Antología de la Poesía Colombiana


Apareció en Venezuela la Antología de la Poesía Colombiana, seleccionada y prologada por Iván Beltrán Castillo, para la editorial el Perro y la Rana, que en ese país comanda un verdadero fenómeno cultural y una nueva manera de concebir la circulación, edición y promoción de libros. Se trata de una compilación minuciosa de 53 voces que registran los últimos cincuenta años del quehacer poético en nuestro país. Adelantamos dos fragmentos del estudio ensayístico de 45 pg. que abre el libro. La antología llegará a Colombia en el mes de enero.

Hacer una antología es inscribirse en una de las más veladas formas de la perversión. Oficio de inquisidor, purga indiscutible, la labor de compilar está siempre a un paso de la infamia, evoca el rigor de las escalas jerárquicas, y generalmente el rostro que termina por configurarse no es el del grupo de elegidos, sino el de quién los escogió, echando mano de sus predilecciones o caprichos, aguzando sus propios recuerdos y la memoria sensible de su existencia a través de las imágenes y las palabras de los otros.

Una antología es un sismo, una revisión brutal, una herejía que engendra no pocas sorpresas, fulgurantes unas, desconsoladoras las otras, y después de “la operación suprema” nada sigue siendo lo que parecía: hay oro súbitamente ennegrecido, discreciones que saltan a escena y adquieren un inesperado y feliz protagonismo, cosas de apariencia estelar que se revelan como farsa, leyendas que se pulverizan; a veces lo oficial se vuelve clandestino y lo que apenas había existido levemente, con la hermosa y patética fragilidad de un suspiro, es inyectado por una feroz vitalidad. Cada una de estas sumas descompone la anterior, se convierte en su crítica y es tal vez por eso que en sus territorios somos reiteradamente vírgenes y sus páginas nos dicen siempre otra cosa, nunca la que esperábamos o creíamos recordar, animadas sin explicación racional por una savia original que anuncia otros matices, desborda el universo de lo predecible, demostrándonos nuevamente que la poesía es una verificación perpetua: verificación de la existencia en su más hondo y olvidado sentido, verificación de las pasiones que alternativamente la nutren y desgarran, verificación de la salud inderrotable de la muerte y, por supuesto, verificación de la salud inestable de la misma poesía.

Datos extraídos:

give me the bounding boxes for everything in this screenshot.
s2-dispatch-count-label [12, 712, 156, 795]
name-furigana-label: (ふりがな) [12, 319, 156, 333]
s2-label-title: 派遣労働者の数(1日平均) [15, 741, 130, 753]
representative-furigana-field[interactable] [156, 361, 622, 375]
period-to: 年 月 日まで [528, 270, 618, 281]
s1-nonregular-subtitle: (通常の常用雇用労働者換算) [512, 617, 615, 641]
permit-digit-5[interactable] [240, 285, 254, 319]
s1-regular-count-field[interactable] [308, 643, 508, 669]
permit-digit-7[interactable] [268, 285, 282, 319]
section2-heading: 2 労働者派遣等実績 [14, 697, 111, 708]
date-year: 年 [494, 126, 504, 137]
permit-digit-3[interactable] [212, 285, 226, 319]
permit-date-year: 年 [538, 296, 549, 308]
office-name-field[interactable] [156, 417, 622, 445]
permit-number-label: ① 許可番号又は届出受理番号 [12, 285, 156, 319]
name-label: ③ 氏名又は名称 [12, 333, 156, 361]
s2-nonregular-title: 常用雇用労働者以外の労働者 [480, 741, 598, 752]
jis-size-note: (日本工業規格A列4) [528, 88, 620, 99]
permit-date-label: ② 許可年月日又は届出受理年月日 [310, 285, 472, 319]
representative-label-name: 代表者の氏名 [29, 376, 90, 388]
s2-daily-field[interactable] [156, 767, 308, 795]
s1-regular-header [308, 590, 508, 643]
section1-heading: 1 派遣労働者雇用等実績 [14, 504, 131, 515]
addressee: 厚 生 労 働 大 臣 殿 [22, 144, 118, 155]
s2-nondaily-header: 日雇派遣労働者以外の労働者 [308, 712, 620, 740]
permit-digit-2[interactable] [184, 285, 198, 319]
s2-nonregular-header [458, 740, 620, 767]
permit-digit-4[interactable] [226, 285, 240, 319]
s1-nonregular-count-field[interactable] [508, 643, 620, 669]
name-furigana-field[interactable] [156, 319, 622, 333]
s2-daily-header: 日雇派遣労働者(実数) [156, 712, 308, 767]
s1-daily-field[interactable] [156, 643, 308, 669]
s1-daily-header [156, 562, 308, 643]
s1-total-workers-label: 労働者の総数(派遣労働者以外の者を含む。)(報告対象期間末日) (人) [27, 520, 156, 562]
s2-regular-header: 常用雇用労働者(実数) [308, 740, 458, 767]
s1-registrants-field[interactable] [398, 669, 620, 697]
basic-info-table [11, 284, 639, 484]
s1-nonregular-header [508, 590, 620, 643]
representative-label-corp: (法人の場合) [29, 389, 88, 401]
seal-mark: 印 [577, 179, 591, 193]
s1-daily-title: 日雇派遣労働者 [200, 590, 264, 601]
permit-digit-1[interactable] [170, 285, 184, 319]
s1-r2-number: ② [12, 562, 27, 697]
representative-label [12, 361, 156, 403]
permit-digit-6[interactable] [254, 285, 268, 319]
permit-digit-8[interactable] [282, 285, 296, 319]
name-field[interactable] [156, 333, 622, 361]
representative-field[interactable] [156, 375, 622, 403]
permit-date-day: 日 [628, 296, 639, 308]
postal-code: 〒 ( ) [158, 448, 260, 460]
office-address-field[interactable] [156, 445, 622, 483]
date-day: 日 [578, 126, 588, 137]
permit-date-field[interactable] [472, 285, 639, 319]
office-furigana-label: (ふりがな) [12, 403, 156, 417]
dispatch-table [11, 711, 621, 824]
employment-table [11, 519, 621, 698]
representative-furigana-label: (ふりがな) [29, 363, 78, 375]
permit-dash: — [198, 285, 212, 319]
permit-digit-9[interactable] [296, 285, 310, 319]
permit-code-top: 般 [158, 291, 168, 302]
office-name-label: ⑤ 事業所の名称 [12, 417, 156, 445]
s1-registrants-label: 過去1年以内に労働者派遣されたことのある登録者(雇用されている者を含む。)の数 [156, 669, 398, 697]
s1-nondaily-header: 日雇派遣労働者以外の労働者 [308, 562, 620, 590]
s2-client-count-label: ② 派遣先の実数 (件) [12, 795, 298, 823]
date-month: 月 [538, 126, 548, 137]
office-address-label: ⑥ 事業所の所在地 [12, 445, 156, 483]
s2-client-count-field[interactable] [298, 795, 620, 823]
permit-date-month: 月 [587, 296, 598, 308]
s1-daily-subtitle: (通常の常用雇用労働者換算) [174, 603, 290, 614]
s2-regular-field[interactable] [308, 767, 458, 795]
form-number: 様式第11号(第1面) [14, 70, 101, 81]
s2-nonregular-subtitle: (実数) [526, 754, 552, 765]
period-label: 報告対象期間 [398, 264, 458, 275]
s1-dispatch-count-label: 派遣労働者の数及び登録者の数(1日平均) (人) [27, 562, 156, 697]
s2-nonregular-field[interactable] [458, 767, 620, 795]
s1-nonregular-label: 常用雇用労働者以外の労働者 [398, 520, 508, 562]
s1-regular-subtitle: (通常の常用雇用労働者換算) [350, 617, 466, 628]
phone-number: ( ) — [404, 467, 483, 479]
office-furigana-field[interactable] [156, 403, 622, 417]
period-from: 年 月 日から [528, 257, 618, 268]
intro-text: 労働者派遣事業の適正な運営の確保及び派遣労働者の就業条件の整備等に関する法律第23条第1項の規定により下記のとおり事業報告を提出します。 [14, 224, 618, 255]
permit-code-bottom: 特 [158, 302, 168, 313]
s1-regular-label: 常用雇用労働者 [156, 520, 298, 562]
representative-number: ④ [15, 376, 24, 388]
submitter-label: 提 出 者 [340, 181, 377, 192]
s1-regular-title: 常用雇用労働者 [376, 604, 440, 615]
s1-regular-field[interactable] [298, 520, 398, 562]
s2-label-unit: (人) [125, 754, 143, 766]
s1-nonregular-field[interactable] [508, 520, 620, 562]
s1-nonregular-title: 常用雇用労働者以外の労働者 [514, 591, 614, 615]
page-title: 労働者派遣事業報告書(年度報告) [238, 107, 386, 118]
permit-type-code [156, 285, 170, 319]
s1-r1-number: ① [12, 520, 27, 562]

Objetivo del ejercicio:
Por favor, prosigue el texto sobre la antología de poesía colombiana a partir de su última oración.

Respuesta:
Por esta antología desfilan, sinuosos y dentados, nombrados en clave, cifrados, embellecidos, sublimados, deformados por la voz del deseo o por la gesta de los sueños, los diversos y contradictorios episodios de la última historia colombiana, nuestros años terribles, la condena que nos correspondió en suerte y cuyo nombre esencial ha sido siempre el nombre absurdo de la espera: Espera de justicia, de compensación, de encuentro, de felicidad, de sosiego o de amor… pero aquí también desfila la expiación sin nombre: la violencia, escabroso deporte nacional -violencia siempre ilegítima, histórica en el sentido más cruel de la palabra- y lo que es más grave, sus consecuencias en el alma y la expectativa de los hombres. Es ella la gemela aborrecible a la que hemos respondido de todas las formas, en todos los tonos y con todos los matices, presos en la desesperanza de sospecharla infinita…

Colombia ha sido siempre una fatal mixtura de asepsia monacal y generosa práctica de la intolerancia. Escuchamos en la misma melodía el silencio de Dios y el tableteo de la metralla, y el discurso de nuestros ideólogos, especialmente el de los sitibundos políticos, no ha sido hasta la fecha sino un impostado celestinaje con la servidumbre, una resta implacable, una mutilación verbal. Estéril hasta los límites de no significar absolutamente nada, como las disquisiciones de los personajes de Samuel Beckett, la retórica del poder –ese vacío donde terminan por encallar las ilusiones- no tiene las respuestas que necesitamos y que podrían solucionar, aunque fuera en parte, la gran encrucijada. Y entonces, luego de descubrir la falsedad del oráculo que nos fue legado como herencia, únicamente podemos fiarnos a lo que Antonio Machado llamó la fe poética, fenómeno siempre cambiante pero siempre fiel a un profundo sentido: prueba incontrovertible de las distintas formas de batallar con el tiempo.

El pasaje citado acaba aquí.